Pouvez-vous rappeler les grandes étapes du groupe depuis sa création ?

Notre entreprise est 100 % familiale, avec trois actionnaires et une holding de tête. Je suis président et mon frère et ma sœur sont directeurs généraux. D’autres personnes de l’entourage familial travaillent avec nous. L’origine de l’entreprise remonte à 1925, avec mon grand-père que nous n’avons pas connu, car il est décédé en 1950. Mon père avait pris la succession à la fin des années 1950, après une gestion temporaire assurée par ma grand-mère. De mon côté, je me suis mis à mon compte en 1978 et j’ai repris l’entreprise familiale en 1985, avec mon frère et ma sœur. Il y a donc deux origines : la mienne et celle, historique, de mon grand-père. Et l’objectif maintenant est de fêter les cent ans l’année prochaine !

Comment définiriez-vous la compétitivité dans votre spécialité, le transport de vrac liquide et solide ?

→ Données fournies
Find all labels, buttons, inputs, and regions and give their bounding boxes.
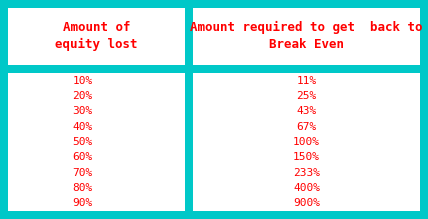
Bar [193,8,420,65]
Text: 25%: 25% [297,91,317,101]
Text: 900%: 900% [293,198,320,208]
Text: 60%: 60% [72,152,92,162]
Text: 80%: 80% [72,183,92,193]
Bar [8,8,185,65]
Bar [193,73,420,211]
Text: 10%: 10% [72,76,92,85]
Text: Amount required to get  back to
Break Even: Amount required to get back to Break Eve… [190,21,423,51]
Text: 400%: 400% [293,183,320,193]
Text: 43%: 43% [297,106,317,116]
Text: 11%: 11% [297,76,317,85]
Text: 70%: 70% [72,168,92,178]
Text: 30%: 30% [72,106,92,116]
Text: 150%: 150% [293,152,320,162]
Text: 100%: 100% [293,137,320,147]
Text: 233%: 233% [293,168,320,178]
Text: 40%: 40% [72,122,92,132]
Text: 50%: 50% [72,137,92,147]
Text: 20%: 20% [72,91,92,101]
Text: 90%: 90% [72,198,92,208]
Bar [8,73,185,211]
Text: Amount of
equity lost: Amount of equity lost [55,21,138,51]
Text: 67%: 67% [297,122,317,132]
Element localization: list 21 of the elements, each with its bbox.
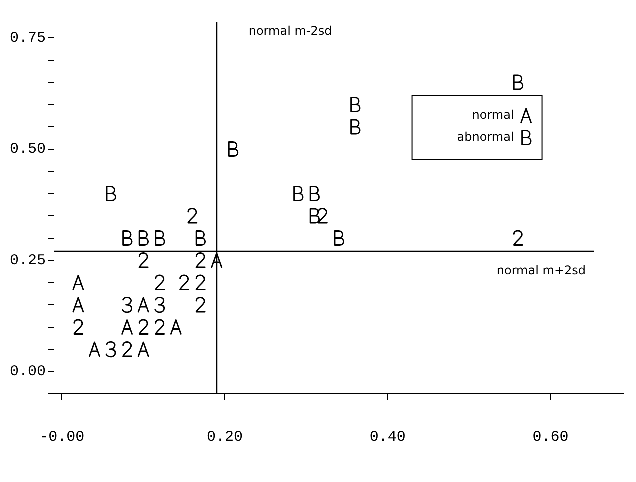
x-tick-label: -0.00 [40,428,85,446]
y-tick-label: 0.75 [10,30,46,47]
y-tick-label: 0.50 [10,141,46,158]
y-tick-label: 0.25 [10,252,46,270]
point [228,142,239,157]
point [138,297,150,313]
point [72,275,84,290]
x-tick-label: 0.60 [532,428,569,446]
y-tick-label: 0.00 [10,364,46,381]
x-tick-label: 0.20 [206,428,244,446]
point [72,297,84,313]
point [89,342,100,358]
ref-line-label: normal m-2sd [248,24,332,38]
point [170,320,182,335]
point [138,342,150,358]
legend-label: normal [472,108,514,122]
x-tick-label: 0.40 [370,428,406,446]
ref-line-label: normal m+2sd [496,264,586,278]
point [211,252,223,268]
point [122,320,133,335]
legend-label: abnormal [457,130,514,144]
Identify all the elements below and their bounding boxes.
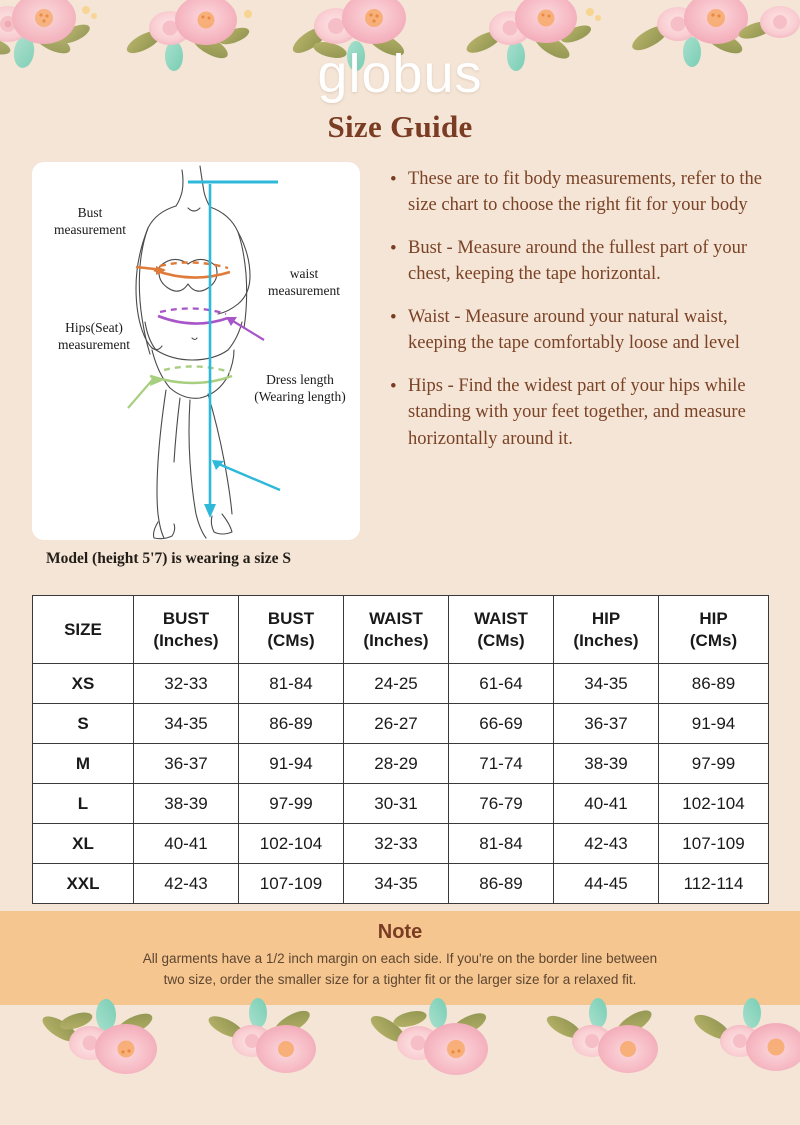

→ Énoncé
Pour chacune des affirmations suivantes, dites par oui ou par non si elle concorde avec le texte cité, en reproduisant fidèlement les mots du texte qui permettent de trancher. (a) L'origine de l'entreprise remonte à 1925. (b) L'entreprise compte des actionnaires extérieurs à la famille. (c) Le président a repris l'entreprise familiale en 1985 avec son frère et sa sœur.

→ Résultat de l'exercice
(a) Oui : « L’origine de l’entreprise remonte à 1925, avec mon grand-père »
(b) Non : « Notre entreprise est 100 % familiale »
(c) Oui : « j’ai repris l’entreprise familiale en 1985, avec mon frère et ma sœur »